**Prompt**
Out of all the lines below, count those with the word "언제든지". Give the number only.

□ □ □ □ □ □ □

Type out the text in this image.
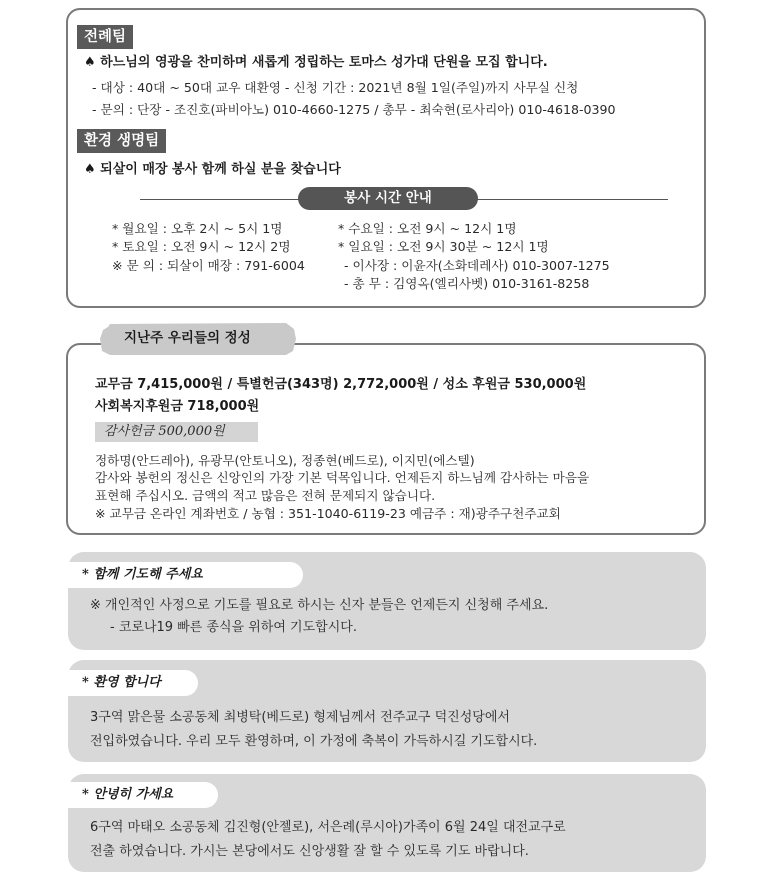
전례팀
♠ 하느님의 영광을 찬미하며 새롭게 정립하는 토마스 성가대 단원을 모집 합니다.
- 대상 : 40대 ~ 50대 교우 대환영 - 신청 기간 : 2021년 8월 1일(주일)까지 사무실 신청
- 문의 : 단장 - 조진호(파비아노) 010-4660-1275 / 총무 - 최숙현(로사리아) 010-4618-0390
환경 생명팀
♠ 되살이 매장 봉사 함께 하실 분을 찾습니다
봉사 시간 안내
* 월요일 : 오후 2시 ~ 5시 1명	* 수요일 : 오전 9시 ~ 12시 1명
* 토요일 : 오전 9시 ~ 12시 2명	* 일요일 : 오전 9시 30분 ~ 12시 1명
※ 문 의 : 되살이 매장 : 791-6004	- 이사장 : 이윤자(소화데레사) 010-3007-1275
- 총 무 : 김영옥(엘리사벳) 010-3161-8258
지난주 우리들의 정성
교무금 7,415,000원 / 특별헌금(343명) 2,772,000원 / 성소 후원금 530,000원
사회복지후원금 718,000원
감사헌금 500,000원
정하명(안드레아), 유광무(안토니오), 정종현(베드로), 이지민(에스텔)
감사와 봉헌의 정신은 신앙인의 가장 기본 덕목입니다. 언제든지 하느님께 감사하는 마음을
표현해 주십시오. 금액의 적고 많음은 전혀 문제되지 않습니다.
※ 교무금 온라인 계좌번호 / 농협 : 351-1040-6119-23 예금주 : 재)광주구천주교회
* 함께 기도해 주세요
※ 개인적인 사정으로 기도를 필요로 하시는 신자 분들은 언제든지 신청해 주세요.
- 코로나19 빠른 종식을 위하여 기도합시다.
* 환영 합니다
3구역 맑은물 소공동체 최병탁(베드로) 형제님께서 전주교구 덕진성당에서
전입하였습니다. 우리 모두 환영하며, 이 가정에 축복이 가득하시길 기도합시다.
* 안녕히 가세요
6구역 마태오 소공동체 김진형(안젤로), 서은례(루시아)가족이 6월 24일 대전교구로
전출 하였습니다. 가시는 본당에서도 신앙생활 잘 할 수 있도록 기도 바랍니다.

□ □ □ □ □ □ □

**Answer to this problem**
2